EXERCISE MATERIAL:

** begin **

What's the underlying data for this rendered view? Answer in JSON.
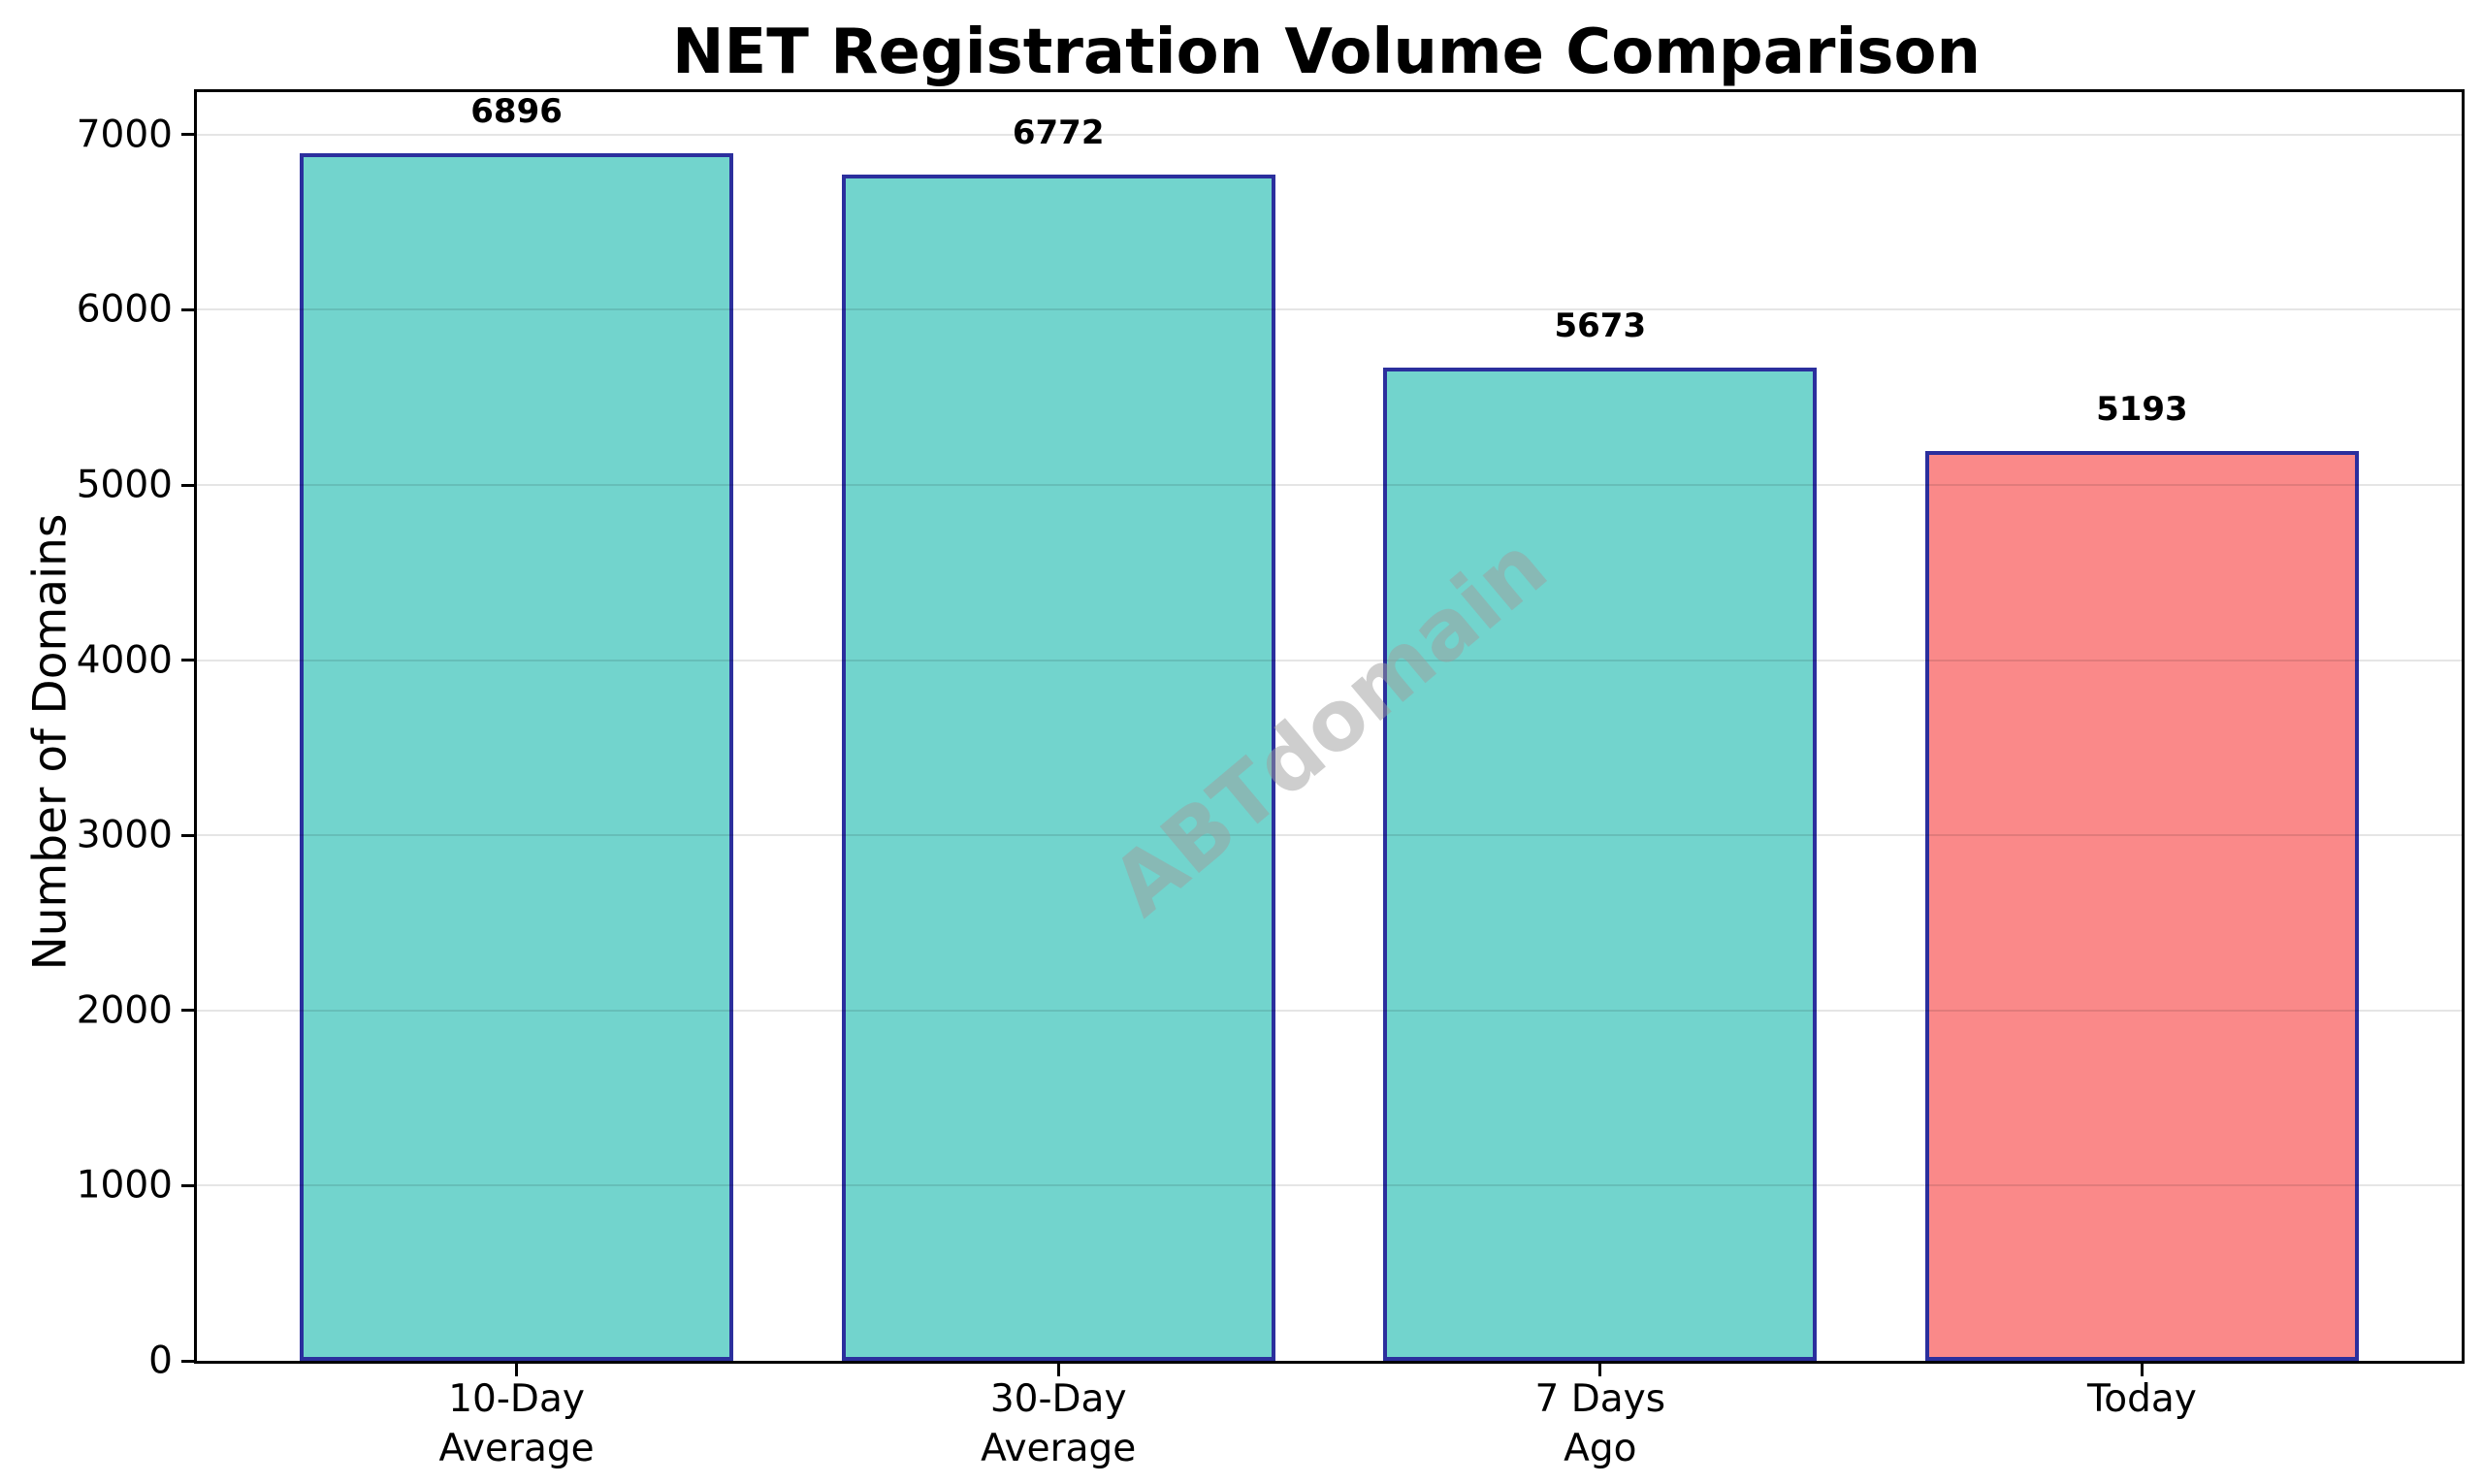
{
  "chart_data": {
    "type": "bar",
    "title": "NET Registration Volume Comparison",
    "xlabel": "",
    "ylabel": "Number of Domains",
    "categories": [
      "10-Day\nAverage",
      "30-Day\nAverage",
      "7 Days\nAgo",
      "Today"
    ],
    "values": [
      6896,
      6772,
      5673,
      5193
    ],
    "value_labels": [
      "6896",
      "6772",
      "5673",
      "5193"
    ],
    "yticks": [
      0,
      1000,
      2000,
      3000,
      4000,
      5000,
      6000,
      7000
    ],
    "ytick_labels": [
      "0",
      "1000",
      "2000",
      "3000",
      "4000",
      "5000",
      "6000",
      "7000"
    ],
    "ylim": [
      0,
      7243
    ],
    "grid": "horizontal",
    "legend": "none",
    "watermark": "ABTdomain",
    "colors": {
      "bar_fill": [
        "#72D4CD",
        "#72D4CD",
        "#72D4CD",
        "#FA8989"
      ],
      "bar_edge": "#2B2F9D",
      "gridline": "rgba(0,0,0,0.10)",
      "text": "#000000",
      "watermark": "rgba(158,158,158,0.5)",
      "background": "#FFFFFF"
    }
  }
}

** end **

TASK INSTRUCTIONS: Your task is to return the entries above exactly, with no pictures.

ANSWER TO THE TASK:
What's the underlying data for this rendered view? Answer in JSON.
{
  "chart_data": {
    "type": "bar",
    "title": "NET Registration Volume Comparison",
    "xlabel": "",
    "ylabel": "Number of Domains",
    "categories": [
      "10-Day\nAverage",
      "30-Day\nAverage",
      "7 Days\nAgo",
      "Today"
    ],
    "values": [
      6896,
      6772,
      5673,
      5193
    ],
    "value_labels": [
      "6896",
      "6772",
      "5673",
      "5193"
    ],
    "yticks": [
      0,
      1000,
      2000,
      3000,
      4000,
      5000,
      6000,
      7000
    ],
    "ytick_labels": [
      "0",
      "1000",
      "2000",
      "3000",
      "4000",
      "5000",
      "6000",
      "7000"
    ],
    "ylim": [
      0,
      7243
    ],
    "grid": "horizontal",
    "legend": "none",
    "watermark": "ABTdomain",
    "colors": {
      "bar_fill": [
        "#72D4CD",
        "#72D4CD",
        "#72D4CD",
        "#FA8989"
      ],
      "bar_edge": "#2B2F9D",
      "gridline": "rgba(0,0,0,0.10)",
      "text": "#000000",
      "watermark": "rgba(158,158,158,0.5)",
      "background": "#FFFFFF"
    }
  }
}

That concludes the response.